Records provided –
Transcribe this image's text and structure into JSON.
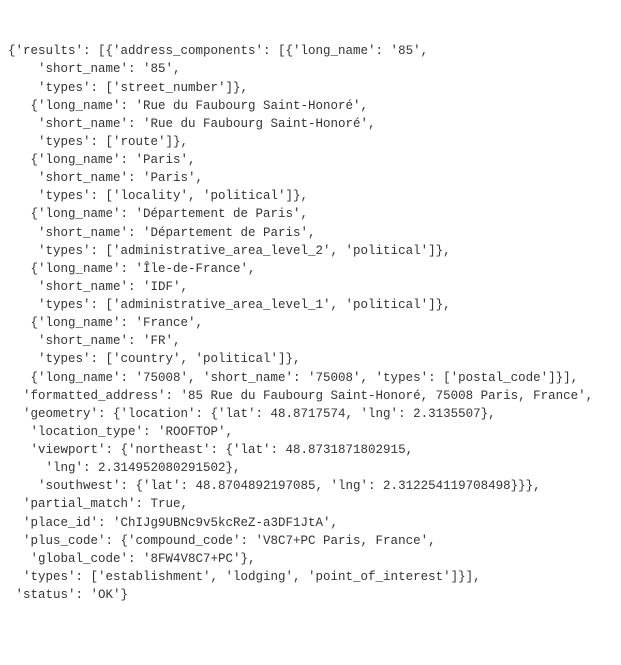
{
  "lines": [
    "{'results': [{'address_components': [{'long_name': '85',",
    "    'short_name': '85',",
    "    'types': ['street_number']},",
    "   {'long_name': 'Rue du Faubourg Saint-Honoré',",
    "    'short_name': 'Rue du Faubourg Saint-Honoré',",
    "    'types': ['route']},",
    "   {'long_name': 'Paris',",
    "    'short_name': 'Paris',",
    "    'types': ['locality', 'political']},",
    "   {'long_name': 'Département de Paris',",
    "    'short_name': 'Département de Paris',",
    "    'types': ['administrative_area_level_2', 'political']},",
    "   {'long_name': 'Île-de-France',",
    "    'short_name': 'IDF',",
    "    'types': ['administrative_area_level_1', 'political']},",
    "   {'long_name': 'France',",
    "    'short_name': 'FR',",
    "    'types': ['country', 'political']},",
    "   {'long_name': '75008', 'short_name': '75008', 'types': ['postal_code']}],",
    "  'formatted_address': '85 Rue du Faubourg Saint-Honoré, 75008 Paris, France',",
    "  'geometry': {'location': {'lat': 48.8717574, 'lng': 2.3135507},",
    "   'location_type': 'ROOFTOP',",
    "   'viewport': {'northeast': {'lat': 48.8731871802915,",
    "     'lng': 2.314952080291502},",
    "    'southwest': {'lat': 48.8704892197085, 'lng': 2.312254119708498}}},",
    "  'partial_match': True,",
    "  'place_id': 'ChIJg9UBNc9v5kcReZ-a3DF1JtA',",
    "  'plus_code': {'compound_code': 'V8C7+PC Paris, France',",
    "   'global_code': '8FW4V8C7+PC'},",
    "  'types': ['establishment', 'lodging', 'point_of_interest']}],",
    " 'status': 'OK'}"
  ]
}
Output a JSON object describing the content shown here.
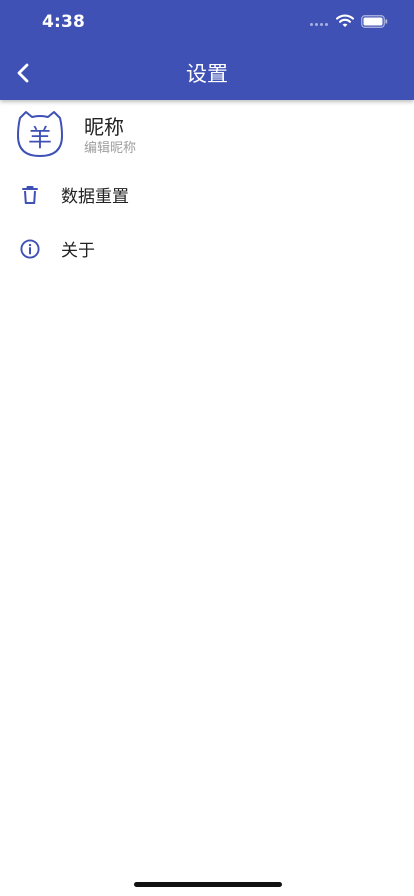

Written problem – Give back the whole listing as it stands, minus its pictures.

The answer –
Transcribe this image's text and structure into JSON.
{
  "lines": [
    "{'results': [{'address_components': [{'long_name': '85',",
    "    'short_name': '85',",
    "    'types': ['street_number']},",
    "   {'long_name': 'Rue du Faubourg Saint-Honoré',",
    "    'short_name': 'Rue du Faubourg Saint-Honoré',",
    "    'types': ['route']},",
    "   {'long_name': 'Paris',",
    "    'short_name': 'Paris',",
    "    'types': ['locality', 'political']},",
    "   {'long_name': 'Département de Paris',",
    "    'short_name': 'Département de Paris',",
    "    'types': ['administrative_area_level_2', 'political']},",
    "   {'long_name': 'Île-de-France',",
    "    'short_name': 'IDF',",
    "    'types': ['administrative_area_level_1', 'political']},",
    "   {'long_name': 'France',",
    "    'short_name': 'FR',",
    "    'types': ['country', 'political']},",
    "   {'long_name': '75008', 'short_name': '75008', 'types': ['postal_code']}],",
    "  'formatted_address': '85 Rue du Faubourg Saint-Honoré, 75008 Paris, France',",
    "  'geometry': {'location': {'lat': 48.8717574, 'lng': 2.3135507},",
    "   'location_type': 'ROOFTOP',",
    "   'viewport': {'northeast': {'lat': 48.8731871802915,",
    "     'lng': 2.314952080291502},",
    "    'southwest': {'lat': 48.8704892197085, 'lng': 2.312254119708498}}},",
    "  'partial_match': True,",
    "  'place_id': 'ChIJg9UBNc9v5kcReZ-a3DF1JtA',",
    "  'plus_code': {'compound_code': 'V8C7+PC Paris, France',",
    "   'global_code': '8FW4V8C7+PC'},",
    "  'types': ['establishment', 'lodging', 'point_of_interest']}],",
    " 'status': 'OK'}"
  ]
}
Output a JSON object describing the content shown here.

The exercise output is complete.